** START LISTED RECORDS **

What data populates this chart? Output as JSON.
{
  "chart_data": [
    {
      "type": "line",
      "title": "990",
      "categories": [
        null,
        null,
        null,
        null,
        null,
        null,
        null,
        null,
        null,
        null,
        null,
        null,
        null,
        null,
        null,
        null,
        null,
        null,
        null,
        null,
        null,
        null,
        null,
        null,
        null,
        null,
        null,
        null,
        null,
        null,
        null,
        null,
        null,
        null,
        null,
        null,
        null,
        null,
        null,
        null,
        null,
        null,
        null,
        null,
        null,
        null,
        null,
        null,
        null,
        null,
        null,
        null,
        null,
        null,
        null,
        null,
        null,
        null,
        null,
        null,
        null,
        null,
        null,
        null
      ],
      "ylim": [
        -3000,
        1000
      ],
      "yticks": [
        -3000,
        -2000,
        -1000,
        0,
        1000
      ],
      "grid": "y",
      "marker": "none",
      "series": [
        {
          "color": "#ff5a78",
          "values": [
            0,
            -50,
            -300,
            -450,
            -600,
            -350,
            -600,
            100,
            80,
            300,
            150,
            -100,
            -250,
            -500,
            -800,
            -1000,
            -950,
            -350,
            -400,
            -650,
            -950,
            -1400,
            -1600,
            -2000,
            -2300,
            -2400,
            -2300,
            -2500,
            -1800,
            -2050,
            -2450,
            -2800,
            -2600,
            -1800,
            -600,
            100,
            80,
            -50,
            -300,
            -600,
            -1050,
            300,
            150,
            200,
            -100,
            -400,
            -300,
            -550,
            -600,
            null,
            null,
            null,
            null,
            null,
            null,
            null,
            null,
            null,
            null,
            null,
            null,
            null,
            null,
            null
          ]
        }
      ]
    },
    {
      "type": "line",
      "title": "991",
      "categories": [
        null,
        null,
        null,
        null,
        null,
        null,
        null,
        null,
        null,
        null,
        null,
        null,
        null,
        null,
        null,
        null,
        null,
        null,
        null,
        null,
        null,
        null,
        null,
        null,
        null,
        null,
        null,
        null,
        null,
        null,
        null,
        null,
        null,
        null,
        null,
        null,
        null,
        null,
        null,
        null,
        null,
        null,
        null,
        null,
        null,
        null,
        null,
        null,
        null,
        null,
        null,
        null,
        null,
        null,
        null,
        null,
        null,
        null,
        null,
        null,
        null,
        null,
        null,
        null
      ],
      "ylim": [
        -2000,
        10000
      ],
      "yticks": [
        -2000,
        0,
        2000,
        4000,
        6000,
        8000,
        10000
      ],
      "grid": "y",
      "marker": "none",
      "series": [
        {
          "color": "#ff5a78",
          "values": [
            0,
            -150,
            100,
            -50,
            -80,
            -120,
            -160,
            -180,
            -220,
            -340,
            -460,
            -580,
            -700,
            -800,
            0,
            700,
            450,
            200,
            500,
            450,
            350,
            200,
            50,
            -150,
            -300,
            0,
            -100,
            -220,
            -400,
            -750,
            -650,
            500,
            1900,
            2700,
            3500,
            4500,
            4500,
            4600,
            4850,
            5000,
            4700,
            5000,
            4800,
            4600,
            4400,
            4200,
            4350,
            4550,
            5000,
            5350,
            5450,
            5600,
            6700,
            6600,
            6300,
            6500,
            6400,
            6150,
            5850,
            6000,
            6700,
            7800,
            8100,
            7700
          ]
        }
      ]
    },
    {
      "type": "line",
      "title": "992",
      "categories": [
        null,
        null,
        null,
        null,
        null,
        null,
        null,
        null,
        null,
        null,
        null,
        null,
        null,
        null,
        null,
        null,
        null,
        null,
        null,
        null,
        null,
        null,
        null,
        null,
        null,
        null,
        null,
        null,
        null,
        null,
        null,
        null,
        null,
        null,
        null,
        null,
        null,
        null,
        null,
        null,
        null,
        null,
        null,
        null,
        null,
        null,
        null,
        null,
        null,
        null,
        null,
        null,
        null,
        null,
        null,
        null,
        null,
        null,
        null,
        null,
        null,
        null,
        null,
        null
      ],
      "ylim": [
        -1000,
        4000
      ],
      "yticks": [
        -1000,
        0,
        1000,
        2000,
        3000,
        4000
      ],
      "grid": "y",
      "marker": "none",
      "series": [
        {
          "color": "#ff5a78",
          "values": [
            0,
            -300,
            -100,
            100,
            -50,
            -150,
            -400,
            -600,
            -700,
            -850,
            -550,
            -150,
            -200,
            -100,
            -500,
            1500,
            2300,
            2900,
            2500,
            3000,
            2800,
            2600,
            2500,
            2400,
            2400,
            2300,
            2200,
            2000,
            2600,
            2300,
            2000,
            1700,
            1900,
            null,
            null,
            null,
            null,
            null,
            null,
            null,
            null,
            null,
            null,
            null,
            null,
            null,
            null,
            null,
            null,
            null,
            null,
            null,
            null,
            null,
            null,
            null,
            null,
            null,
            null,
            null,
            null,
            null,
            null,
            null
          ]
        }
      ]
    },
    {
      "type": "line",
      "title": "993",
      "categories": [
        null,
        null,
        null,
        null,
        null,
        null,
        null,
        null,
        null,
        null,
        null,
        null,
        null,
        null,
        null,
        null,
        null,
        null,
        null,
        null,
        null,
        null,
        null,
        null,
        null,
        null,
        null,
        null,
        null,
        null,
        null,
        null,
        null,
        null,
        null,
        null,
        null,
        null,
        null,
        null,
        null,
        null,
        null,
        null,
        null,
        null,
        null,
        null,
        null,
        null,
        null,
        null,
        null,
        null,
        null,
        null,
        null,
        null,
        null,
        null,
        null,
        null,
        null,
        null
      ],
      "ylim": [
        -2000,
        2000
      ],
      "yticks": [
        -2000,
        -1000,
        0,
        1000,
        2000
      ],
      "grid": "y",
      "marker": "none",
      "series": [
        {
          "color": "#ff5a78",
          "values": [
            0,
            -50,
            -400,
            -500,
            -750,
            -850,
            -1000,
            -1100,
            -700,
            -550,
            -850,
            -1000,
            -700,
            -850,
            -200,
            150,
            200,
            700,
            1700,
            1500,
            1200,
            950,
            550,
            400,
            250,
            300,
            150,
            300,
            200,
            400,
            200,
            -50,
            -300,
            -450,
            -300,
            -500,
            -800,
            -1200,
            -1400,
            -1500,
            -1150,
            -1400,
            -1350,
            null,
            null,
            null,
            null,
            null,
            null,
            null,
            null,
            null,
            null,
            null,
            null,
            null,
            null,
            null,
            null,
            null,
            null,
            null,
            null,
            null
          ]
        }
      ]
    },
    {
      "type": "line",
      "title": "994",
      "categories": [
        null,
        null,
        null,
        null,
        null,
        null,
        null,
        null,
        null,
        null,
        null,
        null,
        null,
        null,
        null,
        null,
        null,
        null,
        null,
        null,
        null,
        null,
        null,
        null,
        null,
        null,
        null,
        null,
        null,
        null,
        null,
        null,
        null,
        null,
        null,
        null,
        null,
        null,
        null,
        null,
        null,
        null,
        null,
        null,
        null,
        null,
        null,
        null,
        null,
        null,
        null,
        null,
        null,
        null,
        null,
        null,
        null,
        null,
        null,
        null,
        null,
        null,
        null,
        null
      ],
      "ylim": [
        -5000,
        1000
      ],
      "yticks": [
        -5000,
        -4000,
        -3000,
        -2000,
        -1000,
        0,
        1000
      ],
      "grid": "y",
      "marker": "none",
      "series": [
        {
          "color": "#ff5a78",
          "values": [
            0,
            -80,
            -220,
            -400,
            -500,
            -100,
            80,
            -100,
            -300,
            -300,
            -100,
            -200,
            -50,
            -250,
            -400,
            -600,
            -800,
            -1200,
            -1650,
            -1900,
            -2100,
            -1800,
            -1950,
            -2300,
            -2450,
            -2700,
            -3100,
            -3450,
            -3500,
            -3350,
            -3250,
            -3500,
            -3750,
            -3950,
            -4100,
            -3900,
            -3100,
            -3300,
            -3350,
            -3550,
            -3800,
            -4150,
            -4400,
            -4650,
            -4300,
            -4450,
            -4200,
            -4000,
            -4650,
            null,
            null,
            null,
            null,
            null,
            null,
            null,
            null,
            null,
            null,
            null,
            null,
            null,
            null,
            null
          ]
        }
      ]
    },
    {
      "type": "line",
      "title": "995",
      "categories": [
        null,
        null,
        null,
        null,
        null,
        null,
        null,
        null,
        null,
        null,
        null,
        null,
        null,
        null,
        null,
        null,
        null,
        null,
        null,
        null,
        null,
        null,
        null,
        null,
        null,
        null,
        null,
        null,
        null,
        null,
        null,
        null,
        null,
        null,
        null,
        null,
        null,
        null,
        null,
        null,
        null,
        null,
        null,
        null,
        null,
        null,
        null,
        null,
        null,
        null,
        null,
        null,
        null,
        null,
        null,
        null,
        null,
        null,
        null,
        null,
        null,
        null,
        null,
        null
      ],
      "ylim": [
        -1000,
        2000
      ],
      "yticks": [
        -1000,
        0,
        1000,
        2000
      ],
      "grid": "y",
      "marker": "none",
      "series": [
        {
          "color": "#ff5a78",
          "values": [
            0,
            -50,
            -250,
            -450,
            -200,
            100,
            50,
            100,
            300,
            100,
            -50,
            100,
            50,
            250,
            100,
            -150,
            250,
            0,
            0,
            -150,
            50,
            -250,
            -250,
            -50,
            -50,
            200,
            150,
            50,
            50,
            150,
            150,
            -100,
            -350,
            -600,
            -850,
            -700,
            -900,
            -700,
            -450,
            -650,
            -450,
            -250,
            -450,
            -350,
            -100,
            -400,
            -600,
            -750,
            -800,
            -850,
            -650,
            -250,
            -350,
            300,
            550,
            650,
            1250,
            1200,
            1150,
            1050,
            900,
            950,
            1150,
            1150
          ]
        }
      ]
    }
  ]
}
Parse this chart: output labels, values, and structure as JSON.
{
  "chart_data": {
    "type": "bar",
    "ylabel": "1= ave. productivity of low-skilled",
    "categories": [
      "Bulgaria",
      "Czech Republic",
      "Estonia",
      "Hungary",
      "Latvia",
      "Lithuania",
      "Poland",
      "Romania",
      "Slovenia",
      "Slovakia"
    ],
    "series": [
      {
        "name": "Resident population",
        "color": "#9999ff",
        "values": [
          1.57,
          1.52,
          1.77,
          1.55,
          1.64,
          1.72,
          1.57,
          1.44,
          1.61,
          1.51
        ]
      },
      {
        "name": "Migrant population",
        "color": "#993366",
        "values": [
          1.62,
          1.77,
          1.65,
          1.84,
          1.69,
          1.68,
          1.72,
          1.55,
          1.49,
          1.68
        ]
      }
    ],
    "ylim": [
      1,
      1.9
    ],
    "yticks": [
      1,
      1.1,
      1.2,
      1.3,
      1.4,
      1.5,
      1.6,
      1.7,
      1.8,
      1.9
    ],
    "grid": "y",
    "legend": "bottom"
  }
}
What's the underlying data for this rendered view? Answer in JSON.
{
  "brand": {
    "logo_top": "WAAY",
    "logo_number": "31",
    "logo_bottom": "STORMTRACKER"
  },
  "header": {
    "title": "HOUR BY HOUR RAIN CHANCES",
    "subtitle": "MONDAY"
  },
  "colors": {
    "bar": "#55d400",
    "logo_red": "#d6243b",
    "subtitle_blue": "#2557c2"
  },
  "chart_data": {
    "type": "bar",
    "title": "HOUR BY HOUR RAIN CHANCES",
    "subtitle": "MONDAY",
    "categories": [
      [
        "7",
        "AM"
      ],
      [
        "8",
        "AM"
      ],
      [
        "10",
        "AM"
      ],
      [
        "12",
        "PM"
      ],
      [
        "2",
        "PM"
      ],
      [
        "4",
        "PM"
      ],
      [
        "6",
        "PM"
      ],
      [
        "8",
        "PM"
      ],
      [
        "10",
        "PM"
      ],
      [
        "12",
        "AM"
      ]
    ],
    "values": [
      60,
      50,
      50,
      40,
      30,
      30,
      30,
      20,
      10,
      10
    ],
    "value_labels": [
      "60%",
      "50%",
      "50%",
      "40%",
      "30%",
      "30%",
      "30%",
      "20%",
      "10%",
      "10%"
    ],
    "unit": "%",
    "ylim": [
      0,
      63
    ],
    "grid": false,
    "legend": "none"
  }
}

** END LISTED RECORDS **

» **YOUR GOAL**
Gather all lines from the records above in which "What" appears.

» **WRITTEN SOLUTION**
What data populates this chart? Output as JSON.
What's the underlying data for this rendered view? Answer in JSON.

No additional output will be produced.